[Your instructions] Transcribe the whole listing below without changing a word, but leave out every image.

==================================================

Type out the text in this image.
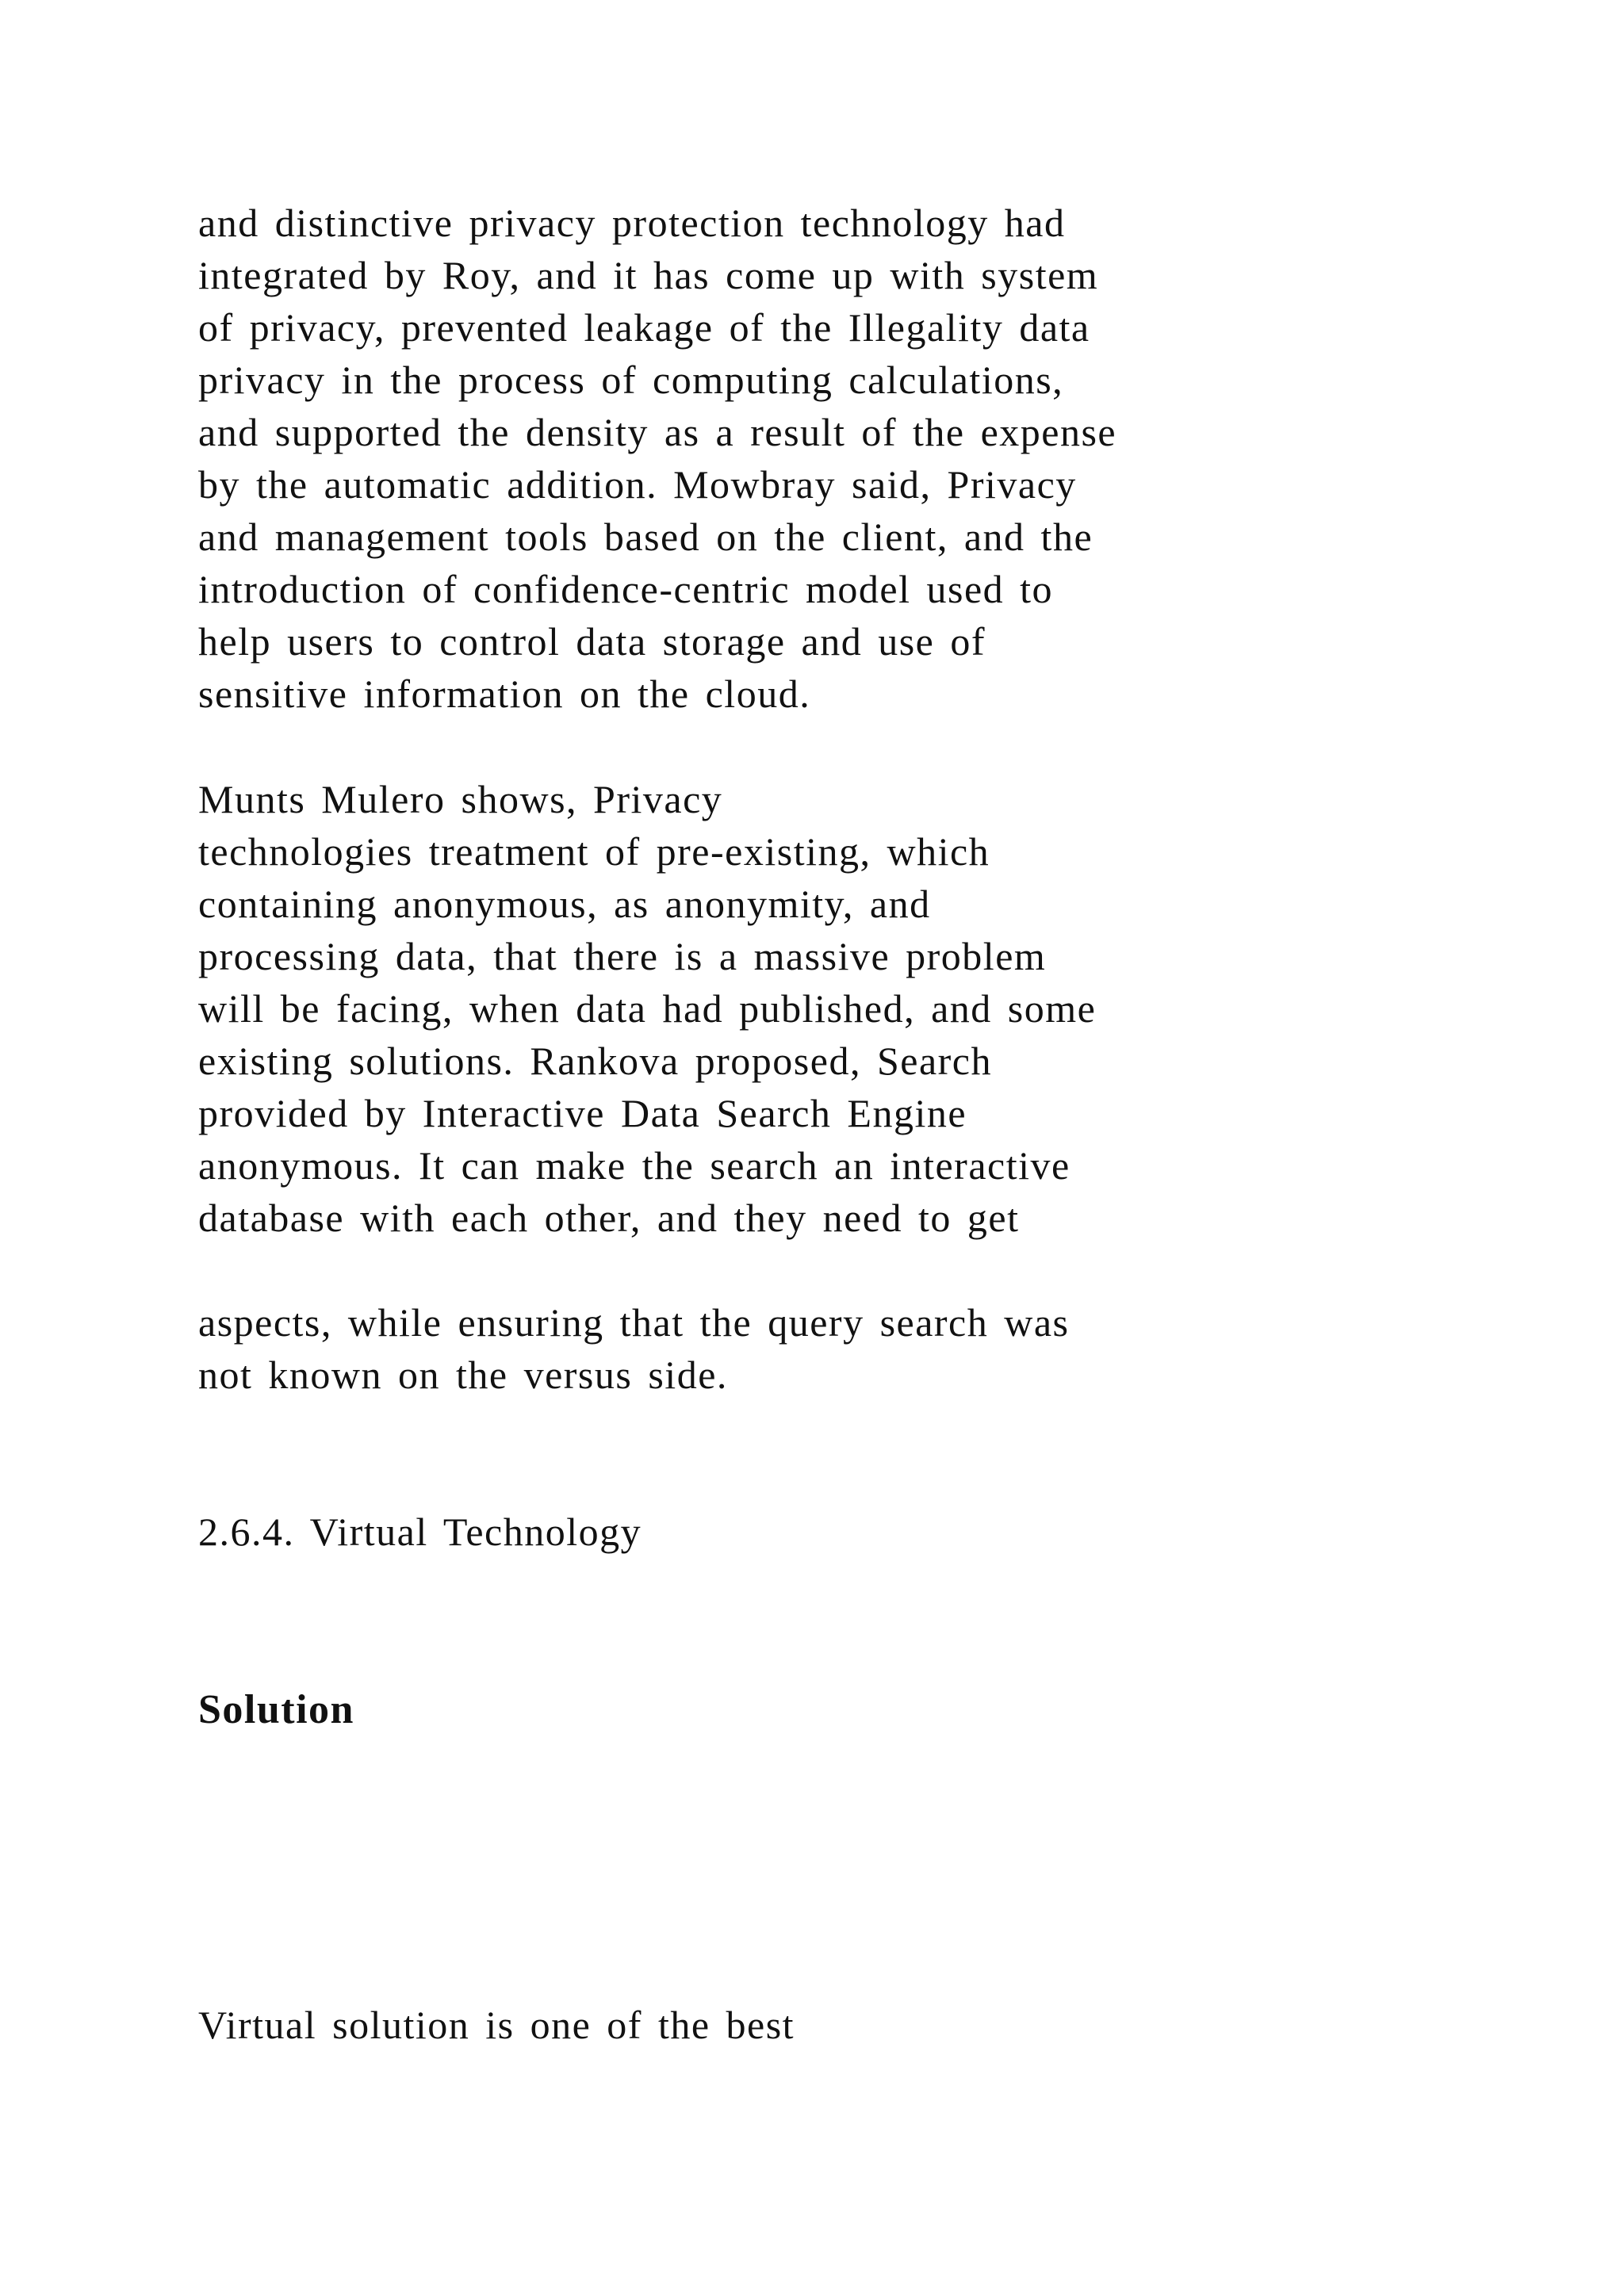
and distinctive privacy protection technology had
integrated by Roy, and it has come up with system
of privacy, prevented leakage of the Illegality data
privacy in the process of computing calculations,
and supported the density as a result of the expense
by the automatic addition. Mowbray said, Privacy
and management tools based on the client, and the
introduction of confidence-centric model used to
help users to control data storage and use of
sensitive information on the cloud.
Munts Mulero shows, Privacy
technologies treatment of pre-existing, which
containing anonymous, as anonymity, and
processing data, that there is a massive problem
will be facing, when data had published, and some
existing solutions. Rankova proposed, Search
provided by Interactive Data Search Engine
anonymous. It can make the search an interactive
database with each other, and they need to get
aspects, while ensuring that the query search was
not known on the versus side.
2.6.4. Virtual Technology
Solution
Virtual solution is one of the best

==================================================

[Written answer]
Type out the text in this image.
and distinctive privacy protection technology had
integrated by Roy, and it has come up with system
of privacy, prevented leakage of the Illegality data
privacy in the process of computing calculations,
and supported the density as a result of the expense
by the automatic addition. Mowbray said, Privacy
and management tools based on the client, and the
introduction of confidence-centric model used to
help users to control data storage and use of
sensitive information on the cloud.
Munts Mulero shows, Privacy
technologies treatment of pre-existing, which
containing anonymous, as anonymity, and
processing data, that there is a massive problem
will be facing, when data had published, and some
existing solutions. Rankova proposed, Search
provided by Interactive Data Search Engine
anonymous. It can make the search an interactive
database with each other, and they need to get
aspects, while ensuring that the query search was
not known on the versus side.
2.6.4. Virtual Technology
Solution
Virtual solution is one of the best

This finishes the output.